WRITTEN EXERCISE:
In the listing below, find every line with the string "Toolkit" and pull it out.

[Start RECORDS PROVIDED]

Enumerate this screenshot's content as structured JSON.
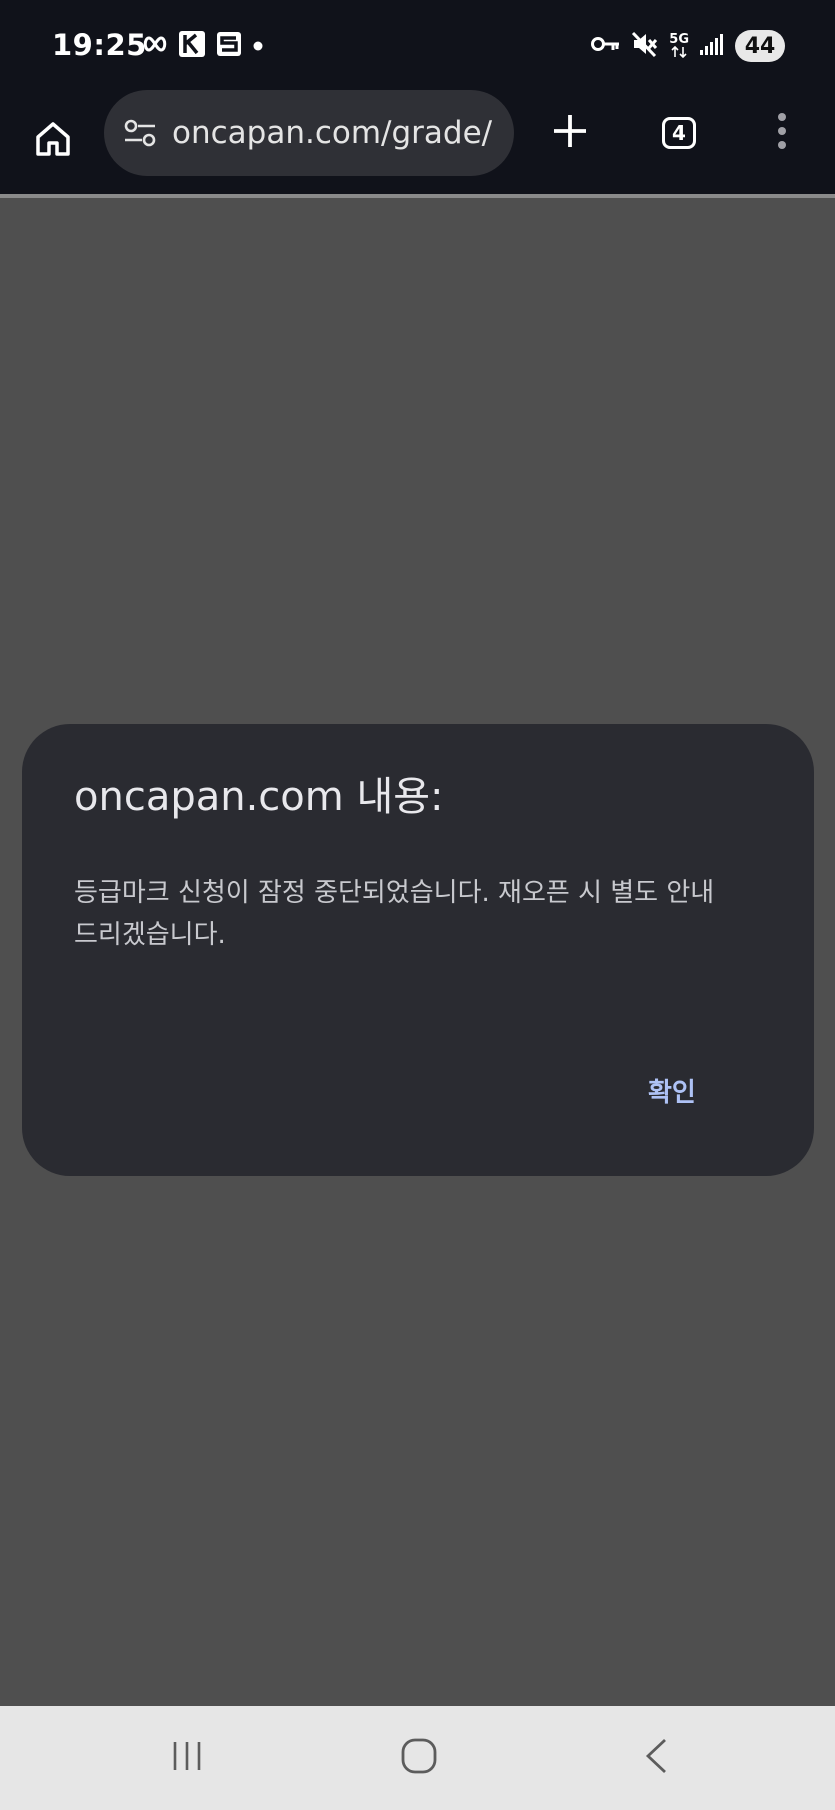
{
  "status_bar": {
    "time": "19:25",
    "battery": "44",
    "network": "5G"
  },
  "browser": {
    "url": "oncapan.com/grade/",
    "tab_count": "4"
  },
  "dialog": {
    "title": "oncapan.com 내용:",
    "message": "등급마크 신청이 잠정 중단되었습니다. 재오픈 시 별도 안내드리겠습니다.",
    "confirm_label": "확인"
  },
  "colors": {
    "toolbar_bg": "#10121a",
    "page_bg": "#4f4f4f",
    "dialog_bg": "#2a2b31",
    "accent": "#aec2f5"
  }
}
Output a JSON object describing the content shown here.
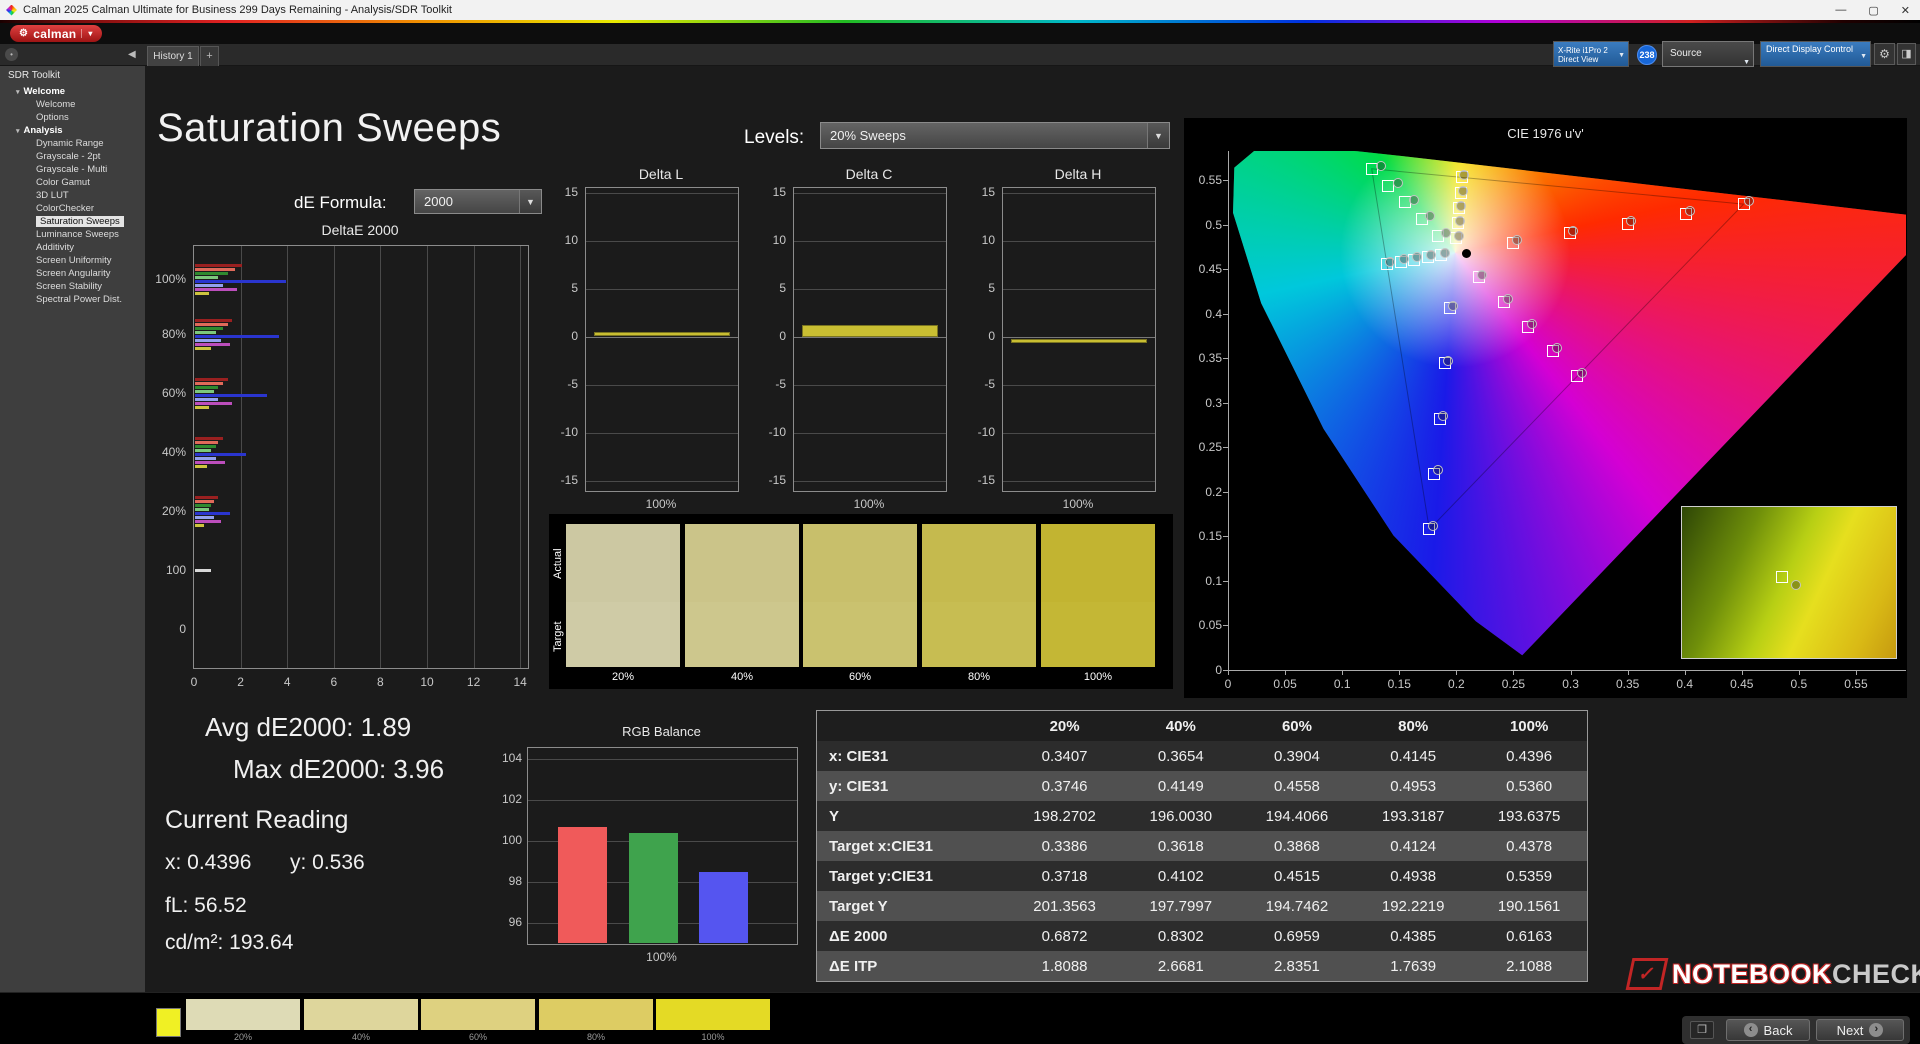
{
  "titlebar": {
    "title": "Calman 2025 Calman Ultimate for Business 299 Days Remaining - Analysis/SDR Toolkit",
    "minimize": "—",
    "maximize": "▢",
    "close": "✕"
  },
  "header": {
    "logo_text": "calman"
  },
  "tabbar": {
    "tab": "History 1",
    "add": "+"
  },
  "toolbar": {
    "meter_line1": "X-Rite i1Pro 2",
    "meter_line2": "Direct View",
    "badge": "238",
    "source": "Source",
    "display_control": "Direct Display Control"
  },
  "sidebar": {
    "header": "SDR Toolkit",
    "tree": [
      {
        "label": "Welcome",
        "type": "group"
      },
      {
        "label": "Welcome",
        "type": "item"
      },
      {
        "label": "Options",
        "type": "item"
      },
      {
        "label": "Analysis",
        "type": "group"
      },
      {
        "label": "Dynamic Range",
        "type": "item"
      },
      {
        "label": "Grayscale - 2pt",
        "type": "item"
      },
      {
        "label": "Grayscale - Multi",
        "type": "item"
      },
      {
        "label": "Color Gamut",
        "type": "item"
      },
      {
        "label": "3D LUT",
        "type": "item"
      },
      {
        "label": "ColorChecker",
        "type": "item"
      },
      {
        "label": "Saturation Sweeps",
        "type": "item",
        "selected": true
      },
      {
        "label": "Luminance Sweeps",
        "type": "item"
      },
      {
        "label": "Additivity",
        "type": "item"
      },
      {
        "label": "Screen Uniformity",
        "type": "item"
      },
      {
        "label": "Screen Angularity",
        "type": "item"
      },
      {
        "label": "Screen Stability",
        "type": "item"
      },
      {
        "label": "Spectral Power Dist.",
        "type": "item"
      }
    ]
  },
  "main": {
    "title": "Saturation Sweeps",
    "levels_label": "Levels:",
    "levels_value": "20% Sweeps",
    "de_formula_label": "dE Formula:",
    "de_formula_value": "2000"
  },
  "stats": {
    "avg": "Avg dE2000: 1.89",
    "max": "Max dE2000: 3.96",
    "current_title": "Current Reading",
    "x": "x: 0.4396",
    "y": "y: 0.536",
    "fl": "fL: 56.52",
    "cd": "cd/m²: 193.64"
  },
  "swatches": {
    "actual_label": "Actual",
    "target_label": "Target",
    "levels": [
      "20%",
      "40%",
      "60%",
      "80%",
      "100%"
    ],
    "actual_colors": [
      "#ccc8a2",
      "#cbc489",
      "#c8bf6b",
      "#c5ba4e",
      "#c2b431"
    ],
    "target_colors": [
      "#cfcba6",
      "#cdc78d",
      "#cac26f",
      "#c7bd52",
      "#c4b735"
    ]
  },
  "table": {
    "columns": [
      "20%",
      "40%",
      "60%",
      "80%",
      "100%"
    ],
    "rows": [
      {
        "label": "x: CIE31",
        "values": [
          "0.3407",
          "0.3654",
          "0.3904",
          "0.4145",
          "0.4396"
        ]
      },
      {
        "label": "y: CIE31",
        "values": [
          "0.3746",
          "0.4149",
          "0.4558",
          "0.4953",
          "0.5360"
        ]
      },
      {
        "label": "Y",
        "values": [
          "198.2702",
          "196.0030",
          "194.4066",
          "193.3187",
          "193.6375"
        ]
      },
      {
        "label": "Target x:CIE31",
        "values": [
          "0.3386",
          "0.3618",
          "0.3868",
          "0.4124",
          "0.4378"
        ]
      },
      {
        "label": "Target y:CIE31",
        "values": [
          "0.3718",
          "0.4102",
          "0.4515",
          "0.4938",
          "0.5359"
        ]
      },
      {
        "label": "Target Y",
        "values": [
          "201.3563",
          "197.7997",
          "194.7462",
          "192.2219",
          "190.1561"
        ]
      },
      {
        "label": "ΔE 2000",
        "values": [
          "0.6872",
          "0.8302",
          "0.6959",
          "0.4385",
          "0.6163"
        ]
      },
      {
        "label": "ΔE ITP",
        "values": [
          "1.8088",
          "2.6681",
          "2.8351",
          "1.7639",
          "2.1088"
        ]
      }
    ]
  },
  "bottom": {
    "current_color": "#f0f024",
    "patches": [
      {
        "label": "20%",
        "color": "#dedbb6"
      },
      {
        "label": "40%",
        "color": "#ded69c"
      },
      {
        "label": "60%",
        "color": "#ded180"
      },
      {
        "label": "80%",
        "color": "#ddcc63"
      },
      {
        "label": "100%",
        "color": "#e4da25"
      }
    ]
  },
  "watermark": {
    "red": "NOTEBOOK",
    "grey": "CHECK"
  },
  "nav": {
    "back": "Back",
    "next": "Next"
  },
  "chart_data": {
    "deltae": {
      "type": "bar",
      "title": "DeltaE 2000",
      "xticks": [
        0,
        2,
        4,
        6,
        8,
        10,
        12,
        14
      ],
      "xmax": 14.3,
      "row_labels": [
        "100%",
        "80%",
        "60%",
        "40%",
        "20%",
        "100",
        "0"
      ],
      "clusters": [
        {
          "label": "100%",
          "bars": [
            [
              "#9a2020",
              2.0
            ],
            [
              "#e06a5a",
              1.7
            ],
            [
              "#2f8a2f",
              1.4
            ],
            [
              "#7cc87c",
              1.0
            ],
            [
              "#2a35cf",
              3.9
            ],
            [
              "#93a0ee",
              1.2
            ],
            [
              "#bc4ebc",
              1.8
            ],
            [
              "#cdc33e",
              0.6
            ]
          ]
        },
        {
          "label": "80%",
          "bars": [
            [
              "#9a2020",
              1.6
            ],
            [
              "#e06a5a",
              1.4
            ],
            [
              "#2f8a2f",
              1.2
            ],
            [
              "#7cc87c",
              0.9
            ],
            [
              "#2a35cf",
              3.6
            ],
            [
              "#93a0ee",
              1.1
            ],
            [
              "#bc4ebc",
              1.5
            ],
            [
              "#cdc33e",
              0.7
            ]
          ]
        },
        {
          "label": "60%",
          "bars": [
            [
              "#9a2020",
              1.4
            ],
            [
              "#e06a5a",
              1.2
            ],
            [
              "#2f8a2f",
              1.0
            ],
            [
              "#7cc87c",
              0.8
            ],
            [
              "#2a35cf",
              3.1
            ],
            [
              "#93a0ee",
              1.0
            ],
            [
              "#bc4ebc",
              1.6
            ],
            [
              "#cdc33e",
              0.6
            ]
          ]
        },
        {
          "label": "40%",
          "bars": [
            [
              "#9a2020",
              1.2
            ],
            [
              "#e06a5a",
              1.0
            ],
            [
              "#2f8a2f",
              0.9
            ],
            [
              "#7cc87c",
              0.7
            ],
            [
              "#2a35cf",
              2.2
            ],
            [
              "#93a0ee",
              0.9
            ],
            [
              "#bc4ebc",
              1.3
            ],
            [
              "#cdc33e",
              0.5
            ]
          ]
        },
        {
          "label": "20%",
          "bars": [
            [
              "#9a2020",
              1.0
            ],
            [
              "#e06a5a",
              0.8
            ],
            [
              "#2f8a2f",
              0.7
            ],
            [
              "#7cc87c",
              0.6
            ],
            [
              "#2a35cf",
              1.5
            ],
            [
              "#93a0ee",
              0.8
            ],
            [
              "#bc4ebc",
              1.1
            ],
            [
              "#cdc33e",
              0.4
            ]
          ]
        },
        {
          "label": "100",
          "bars": [
            [
              "#d8d8d8",
              0.7
            ]
          ]
        }
      ]
    },
    "delta_l": {
      "type": "bar",
      "title": "Delta L",
      "yticks": [
        15,
        10,
        5,
        0,
        -5,
        -10,
        -15
      ],
      "ylim": [
        -15.5,
        15.5
      ],
      "xlabel": "100%",
      "value": 0.3,
      "style": "line",
      "color": "#c9be32"
    },
    "delta_c": {
      "type": "bar",
      "title": "Delta C",
      "yticks": [
        15,
        10,
        5,
        0,
        -5,
        -10,
        -15
      ],
      "ylim": [
        -15.5,
        15.5
      ],
      "xlabel": "100%",
      "value": 1.2,
      "style": "bar",
      "color": "#c9be32"
    },
    "delta_h": {
      "type": "bar",
      "title": "Delta H",
      "yticks": [
        15,
        10,
        5,
        0,
        -5,
        -10,
        -15
      ],
      "ylim": [
        -15.5,
        15.5
      ],
      "xlabel": "100%",
      "value": -0.4,
      "style": "line",
      "color": "#c9be32"
    },
    "rgb": {
      "type": "bar",
      "title": "RGB Balance",
      "yticks": [
        104,
        102,
        100,
        98,
        96
      ],
      "ylim": [
        95,
        104.6
      ],
      "xlabel": "100%",
      "series": [
        {
          "name": "Red",
          "color": "#f05a5a",
          "value": 100.7
        },
        {
          "name": "Green",
          "color": "#3fa34d",
          "value": 100.4
        },
        {
          "name": "Blue",
          "color": "#5555f0",
          "value": 98.5
        }
      ]
    },
    "cie": {
      "type": "scatter",
      "title": "CIE 1976 u'v'",
      "xticks": [
        "0",
        "0.05",
        "0.1",
        "0.15",
        "0.2",
        "0.25",
        "0.3",
        "0.35",
        "0.4",
        "0.45",
        "0.5",
        "0.55"
      ],
      "yticks": [
        "0.55",
        "0.5",
        "0.45",
        "0.4",
        "0.35",
        "0.3",
        "0.25",
        "0.2",
        "0.15",
        "0.1",
        "0.05",
        "0"
      ],
      "locus": [
        [
          0.2568,
          0.0165
        ],
        [
          0.2161,
          0.0549
        ],
        [
          0.1441,
          0.151
        ],
        [
          0.0828,
          0.2708
        ],
        [
          0.0282,
          0.4117
        ],
        [
          0.0035,
          0.5131
        ],
        [
          0.0046,
          0.5639
        ],
        [
          0.0231,
          0.5837
        ],
        [
          0.0501,
          0.5868
        ],
        [
          0.0792,
          0.5856
        ],
        [
          0.1127,
          0.5821
        ],
        [
          0.1531,
          0.5766
        ],
        [
          0.2026,
          0.5694
        ],
        [
          0.2623,
          0.5604
        ],
        [
          0.3315,
          0.5501
        ],
        [
          0.4035,
          0.5393
        ],
        [
          0.4692,
          0.5296
        ],
        [
          0.5203,
          0.5219
        ],
        [
          0.583,
          0.5125
        ],
        [
          0.6109,
          0.5084
        ],
        [
          0.6234,
          0.5065
        ]
      ],
      "triangle": [
        [
          0.4507,
          0.5229
        ],
        [
          0.125,
          0.5625
        ],
        [
          0.1754,
          0.1579
        ]
      ],
      "squares": [
        [
          0.2484,
          0.4792
        ],
        [
          0.299,
          0.4901
        ],
        [
          0.3495,
          0.501
        ],
        [
          0.4001,
          0.512
        ],
        [
          0.4507,
          0.5229
        ],
        [
          0.1832,
          0.4871
        ],
        [
          0.1687,
          0.506
        ],
        [
          0.1541,
          0.5248
        ],
        [
          0.1396,
          0.5437
        ],
        [
          0.125,
          0.5625
        ],
        [
          0.1933,
          0.4062
        ],
        [
          0.1888,
          0.3441
        ],
        [
          0.1844,
          0.2821
        ],
        [
          0.1799,
          0.22
        ],
        [
          0.1754,
          0.1579
        ],
        [
          0.1859,
          0.4657
        ],
        [
          0.174,
          0.4632
        ],
        [
          0.1622,
          0.4606
        ],
        [
          0.1503,
          0.4581
        ],
        [
          0.1384,
          0.4555
        ],
        [
          0.2192,
          0.4406
        ],
        [
          0.2407,
          0.4129
        ],
        [
          0.2621,
          0.3852
        ],
        [
          0.2836,
          0.3575
        ],
        [
          0.305,
          0.3298
        ],
        [
          0.1991,
          0.4852
        ],
        [
          0.2003,
          0.5021
        ],
        [
          0.2016,
          0.519
        ],
        [
          0.2028,
          0.5359
        ],
        [
          0.2041,
          0.5528
        ]
      ],
      "circles": [
        [
          0.252,
          0.483
        ],
        [
          0.301,
          0.493
        ],
        [
          0.352,
          0.504
        ],
        [
          0.404,
          0.515
        ],
        [
          0.455,
          0.526
        ],
        [
          0.19,
          0.49
        ],
        [
          0.176,
          0.509
        ],
        [
          0.162,
          0.528
        ],
        [
          0.148,
          0.547
        ],
        [
          0.133,
          0.566
        ],
        [
          0.196,
          0.409
        ],
        [
          0.192,
          0.347
        ],
        [
          0.187,
          0.285
        ],
        [
          0.183,
          0.224
        ],
        [
          0.179,
          0.162
        ],
        [
          0.189,
          0.468
        ],
        [
          0.177,
          0.466
        ],
        [
          0.165,
          0.463
        ],
        [
          0.153,
          0.461
        ],
        [
          0.141,
          0.458
        ],
        [
          0.222,
          0.443
        ],
        [
          0.244,
          0.416
        ],
        [
          0.265,
          0.388
        ],
        [
          0.287,
          0.361
        ],
        [
          0.309,
          0.333
        ],
        [
          0.201,
          0.487
        ],
        [
          0.202,
          0.504
        ],
        [
          0.203,
          0.521
        ],
        [
          0.205,
          0.538
        ],
        [
          0.206,
          0.556
        ]
      ],
      "dot": [
        0.2079,
        0.4675
      ]
    }
  }
}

[End RECORDS PROVIDED]

RESULT OF THIS EXERCISE:
    "title": "Calman 2025 Calman Ultimate for Business 299 Days Remaining - Analysis/SDR Toolkit",
    "header": "SDR Toolkit",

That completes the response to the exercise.